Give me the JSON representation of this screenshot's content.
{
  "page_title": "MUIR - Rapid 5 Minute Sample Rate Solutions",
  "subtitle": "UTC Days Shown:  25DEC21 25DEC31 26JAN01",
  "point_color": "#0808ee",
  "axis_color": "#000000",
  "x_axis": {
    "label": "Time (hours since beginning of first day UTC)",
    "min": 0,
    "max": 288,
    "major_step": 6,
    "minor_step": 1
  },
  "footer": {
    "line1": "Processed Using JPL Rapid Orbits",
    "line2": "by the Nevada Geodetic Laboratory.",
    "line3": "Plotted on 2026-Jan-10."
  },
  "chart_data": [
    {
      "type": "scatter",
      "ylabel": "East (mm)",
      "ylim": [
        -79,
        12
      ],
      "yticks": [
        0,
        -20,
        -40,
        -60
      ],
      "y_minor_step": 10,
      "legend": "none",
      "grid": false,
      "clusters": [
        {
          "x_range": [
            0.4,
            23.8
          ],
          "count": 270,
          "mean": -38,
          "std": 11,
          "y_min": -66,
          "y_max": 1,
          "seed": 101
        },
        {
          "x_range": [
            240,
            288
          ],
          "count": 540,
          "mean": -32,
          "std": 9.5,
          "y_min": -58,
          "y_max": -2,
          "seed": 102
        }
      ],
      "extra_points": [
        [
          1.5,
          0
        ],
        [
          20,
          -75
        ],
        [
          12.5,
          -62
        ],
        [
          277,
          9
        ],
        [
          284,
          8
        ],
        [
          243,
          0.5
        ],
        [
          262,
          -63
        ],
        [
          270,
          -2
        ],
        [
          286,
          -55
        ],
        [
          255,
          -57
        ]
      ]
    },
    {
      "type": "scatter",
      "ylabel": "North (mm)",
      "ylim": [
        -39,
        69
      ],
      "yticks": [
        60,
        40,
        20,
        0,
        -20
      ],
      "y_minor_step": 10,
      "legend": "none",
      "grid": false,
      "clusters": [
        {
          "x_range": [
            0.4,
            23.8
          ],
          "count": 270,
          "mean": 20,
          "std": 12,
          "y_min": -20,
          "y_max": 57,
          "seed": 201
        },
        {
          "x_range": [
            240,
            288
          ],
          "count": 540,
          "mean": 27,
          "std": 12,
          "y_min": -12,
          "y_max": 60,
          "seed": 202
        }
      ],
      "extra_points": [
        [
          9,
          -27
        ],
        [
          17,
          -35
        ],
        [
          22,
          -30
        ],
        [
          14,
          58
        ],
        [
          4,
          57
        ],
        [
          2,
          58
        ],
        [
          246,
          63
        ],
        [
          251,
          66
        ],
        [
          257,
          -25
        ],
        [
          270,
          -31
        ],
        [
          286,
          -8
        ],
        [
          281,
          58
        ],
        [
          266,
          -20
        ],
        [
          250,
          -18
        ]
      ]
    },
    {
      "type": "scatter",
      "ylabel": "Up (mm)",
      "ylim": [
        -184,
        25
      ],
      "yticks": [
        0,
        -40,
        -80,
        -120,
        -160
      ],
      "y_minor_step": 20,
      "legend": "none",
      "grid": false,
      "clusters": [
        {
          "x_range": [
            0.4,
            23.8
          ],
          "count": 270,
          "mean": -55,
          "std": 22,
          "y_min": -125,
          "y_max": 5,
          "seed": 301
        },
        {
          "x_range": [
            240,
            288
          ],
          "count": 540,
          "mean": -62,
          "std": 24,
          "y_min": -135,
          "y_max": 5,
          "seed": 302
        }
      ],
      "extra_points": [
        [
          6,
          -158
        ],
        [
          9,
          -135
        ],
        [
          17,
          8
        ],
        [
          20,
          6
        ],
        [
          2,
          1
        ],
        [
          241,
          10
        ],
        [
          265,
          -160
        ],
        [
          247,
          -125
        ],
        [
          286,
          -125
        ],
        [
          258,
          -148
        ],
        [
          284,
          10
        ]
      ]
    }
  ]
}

::::::::::

## EXERCISE PROMPT:
Take the lines above and print them exactly.

## EXERCISE RESULT:
Give me the JSON representation of this screenshot's content.
{
  "page_title": "MUIR - Rapid 5 Minute Sample Rate Solutions",
  "subtitle": "UTC Days Shown:  25DEC21 25DEC31 26JAN01",
  "point_color": "#0808ee",
  "axis_color": "#000000",
  "x_axis": {
    "label": "Time (hours since beginning of first day UTC)",
    "min": 0,
    "max": 288,
    "major_step": 6,
    "minor_step": 1
  },
  "footer": {
    "line1": "Processed Using JPL Rapid Orbits",
    "line2": "by the Nevada Geodetic Laboratory.",
    "line3": "Plotted on 2026-Jan-10."
  },
  "chart_data": [
    {
      "type": "scatter",
      "ylabel": "East (mm)",
      "ylim": [
        -79,
        12
      ],
      "yticks": [
        0,
        -20,
        -40,
        -60
      ],
      "y_minor_step": 10,
      "legend": "none",
      "grid": false,
      "clusters": [
        {
          "x_range": [
            0.4,
            23.8
          ],
          "count": 270,
          "mean": -38,
          "std": 11,
          "y_min": -66,
          "y_max": 1,
          "seed": 101
        },
        {
          "x_range": [
            240,
            288
          ],
          "count": 540,
          "mean": -32,
          "std": 9.5,
          "y_min": -58,
          "y_max": -2,
          "seed": 102
        }
      ],
      "extra_points": [
        [
          1.5,
          0
        ],
        [
          20,
          -75
        ],
        [
          12.5,
          -62
        ],
        [
          277,
          9
        ],
        [
          284,
          8
        ],
        [
          243,
          0.5
        ],
        [
          262,
          -63
        ],
        [
          270,
          -2
        ],
        [
          286,
          -55
        ],
        [
          255,
          -57
        ]
      ]
    },
    {
      "type": "scatter",
      "ylabel": "North (mm)",
      "ylim": [
        -39,
        69
      ],
      "yticks": [
        60,
        40,
        20,
        0,
        -20
      ],
      "y_minor_step": 10,
      "legend": "none",
      "grid": false,
      "clusters": [
        {
          "x_range": [
            0.4,
            23.8
          ],
          "count": 270,
          "mean": 20,
          "std": 12,
          "y_min": -20,
          "y_max": 57,
          "seed": 201
        },
        {
          "x_range": [
            240,
            288
          ],
          "count": 540,
          "mean": 27,
          "std": 12,
          "y_min": -12,
          "y_max": 60,
          "seed": 202
        }
      ],
      "extra_points": [
        [
          9,
          -27
        ],
        [
          17,
          -35
        ],
        [
          22,
          -30
        ],
        [
          14,
          58
        ],
        [
          4,
          57
        ],
        [
          2,
          58
        ],
        [
          246,
          63
        ],
        [
          251,
          66
        ],
        [
          257,
          -25
        ],
        [
          270,
          -31
        ],
        [
          286,
          -8
        ],
        [
          281,
          58
        ],
        [
          266,
          -20
        ],
        [
          250,
          -18
        ]
      ]
    },
    {
      "type": "scatter",
      "ylabel": "Up (mm)",
      "ylim": [
        -184,
        25
      ],
      "yticks": [
        0,
        -40,
        -80,
        -120,
        -160
      ],
      "y_minor_step": 20,
      "legend": "none",
      "grid": false,
      "clusters": [
        {
          "x_range": [
            0.4,
            23.8
          ],
          "count": 270,
          "mean": -55,
          "std": 22,
          "y_min": -125,
          "y_max": 5,
          "seed": 301
        },
        {
          "x_range": [
            240,
            288
          ],
          "count": 540,
          "mean": -62,
          "std": 24,
          "y_min": -135,
          "y_max": 5,
          "seed": 302
        }
      ],
      "extra_points": [
        [
          6,
          -158
        ],
        [
          9,
          -135
        ],
        [
          17,
          8
        ],
        [
          20,
          6
        ],
        [
          2,
          1
        ],
        [
          241,
          10
        ],
        [
          265,
          -160
        ],
        [
          247,
          -125
        ],
        [
          286,
          -125
        ],
        [
          258,
          -148
        ],
        [
          284,
          10
        ]
      ]
    }
  ]
}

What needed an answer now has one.